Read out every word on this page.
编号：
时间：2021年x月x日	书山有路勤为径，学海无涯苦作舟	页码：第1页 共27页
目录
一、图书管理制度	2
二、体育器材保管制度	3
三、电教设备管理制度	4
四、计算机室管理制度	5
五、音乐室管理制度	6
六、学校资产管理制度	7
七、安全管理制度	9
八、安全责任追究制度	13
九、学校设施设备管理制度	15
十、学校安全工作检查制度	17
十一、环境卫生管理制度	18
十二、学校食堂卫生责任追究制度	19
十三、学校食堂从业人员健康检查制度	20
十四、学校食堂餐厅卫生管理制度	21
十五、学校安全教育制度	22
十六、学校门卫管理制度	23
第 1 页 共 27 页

▶ _Stated goal_
Every line of the data above should be reproduced word for word.

▶ _Task solution_
Read out every word on this page.
编号：
时间：2021年x月x日	书山有路勤为径，学海无涯苦作舟	页码：第1页 共27页
目录
一、图书管理制度	2
二、体育器材保管制度	3
三、电教设备管理制度	4
四、计算机室管理制度	5
五、音乐室管理制度	6
六、学校资产管理制度	7
七、安全管理制度	9
八、安全责任追究制度	13
九、学校设施设备管理制度	15
十、学校安全工作检查制度	17
十一、环境卫生管理制度	18
十二、学校食堂卫生责任追究制度	19
十三、学校食堂从业人员健康检查制度	20
十四、学校食堂餐厅卫生管理制度	21
十五、学校安全教育制度	22
十六、学校门卫管理制度	23
第 1 页 共 27 页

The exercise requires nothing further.